- _THE PROBLEM_
Show all lines that include the string "Konrad"; copy each one.

- _DATA_
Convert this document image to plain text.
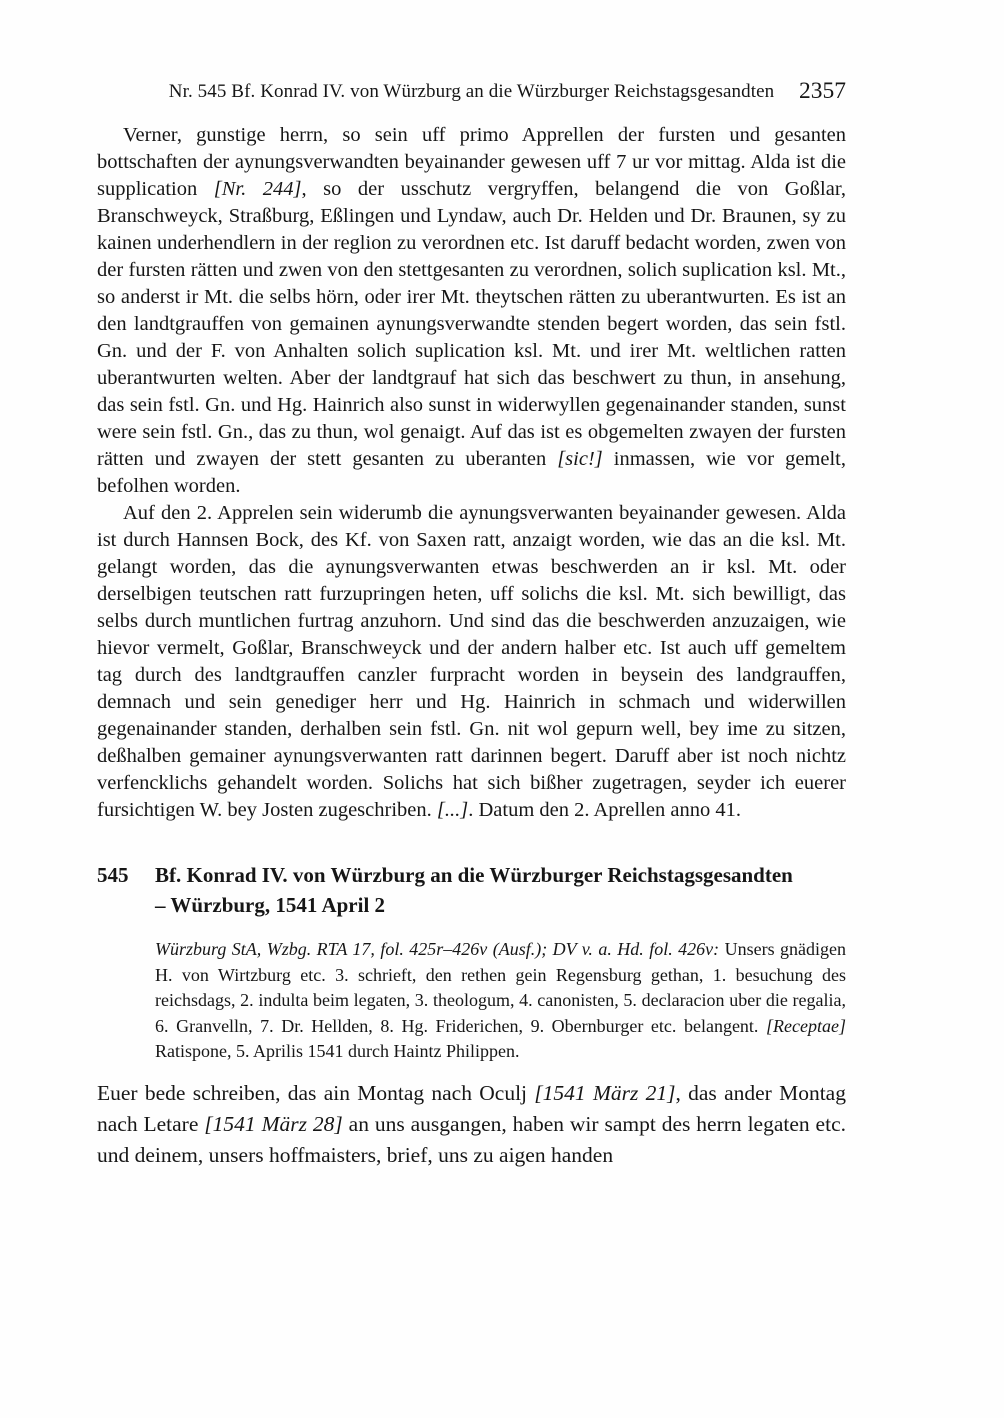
Nr. 545 Bf. Konrad IV. von Würzburg an die Würzburger Reichstagsgesandten	2357

Verner, gunstige herrn, so sein uff primo Apprellen der fursten und gesanten bottschaften der aynungsverwandten beyainander gewesen uff 7 ur vor mittag. Alda ist die supplication [Nr. 244], so der usschutz vergryffen, belangend die von Goßlar, Branschweyck, Straßburg, Eßlingen und Lyndaw, auch Dr. Helden und Dr. Braunen, sy zu kainen underhendlern in der reglion zu verordnen etc. Ist daruff bedacht worden, zwen von der fursten rätten und zwen von den stettgesanten zu verordnen, solich suplication ksl. Mt., so anderst ir Mt. die selbs hörn, oder irer Mt. theytschen rätten zu uberantwurten. Es ist an den landtgrauffen von gemainen aynungsverwandte stenden begert worden, das sein fstl. Gn. und der F. von Anhalten solich suplication ksl. Mt. und irer Mt. weltlichen ratten uberantwurten welten. Aber der landtgrauf hat sich das beschwert zu thun, in ansehung, das sein fstl. Gn. und Hg. Hainrich also sunst in widerwyllen gegenainander standen, sunst were sein fstl. Gn., das zu thun, wol genaigt. Auf das ist es obgemelten zwayen der fursten rätten und zwayen der stett gesanten zu uberanten [sic!] inmassen, wie vor gemelt, befolhen worden.

Auf den 2. Apprelen sein widerumb die aynungsverwanten beyainander gewesen. Alda ist durch Hannsen Bock, des Kf. von Saxen ratt, anzaigt worden, wie das an die ksl. Mt. gelangt worden, das die aynungsverwanten etwas beschwerden an ir ksl. Mt. oder derselbigen teutschen ratt furzupringen heten, uff solichs die ksl. Mt. sich bewilligt, das selbs durch muntlichen furtrag anzuhorn. Und sind das die beschwerden anzuzaigen, wie hievor vermelt, Goßlar, Branschweyck und der andern halber etc. Ist auch uff gemeltem tag durch des landtgrauffen canzler furpracht worden in beysein des landgrauffen, demnach und sein genediger herr und Hg. Hainrich in schmach und widerwillen gegenainander standen, derhalben sein fstl. Gn. nit wol gepurn well, bey ime zu sitzen, deßhalben gemainer aynungsverwanten ratt darinnen begert. Daruff aber ist noch nichtz verfencklichs gehandelt worden. Solichs hat sich bißher zugetragen, seyder ich euerer fursichtigen W. bey Josten zugeschriben. [...]. Datum den 2. Aprellen anno 41.

545	Bf. Konrad IV. von Würzburg an die Würzburger Reichstagsgesandten
– Würzburg, 1541 April 2

Würzburg StA, Wzbg. RTA 17, fol. 425r–426v (Ausf.); DV v. a. Hd. fol. 426v: Unsers gnädigen H. von Wirtzburg etc. 3. schrieft, den rethen gein Regensburg gethan, 1. besuchung des reichsdags, 2. indulta beim legaten, 3. theologum, 4. canonisten, 5. declaracion uber die regalia, 6. Granvelln, 7. Dr. Hellden, 8. Hg. Friderichen, 9. Obernburger etc. belangent. [Receptae] Ratispone, 5. Aprilis 1541 durch Haintz Philippen.

Euer bede schreiben, das ain Montag nach Oculj [1541 März 21], das ander Montag nach Letare [1541 März 28] an uns ausgangen, haben wir sampt des herrn legaten etc. und deinem, unsers hoffmaisters, brief, uns zu aigen handen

- _FINISHED TASK_
Nr. 545 Bf. Konrad IV. von Würzburg an die Würzburger Reichstagsgesandten	2357
545	Bf. Konrad IV. von Würzburg an die Würzburger Reichstagsgesandten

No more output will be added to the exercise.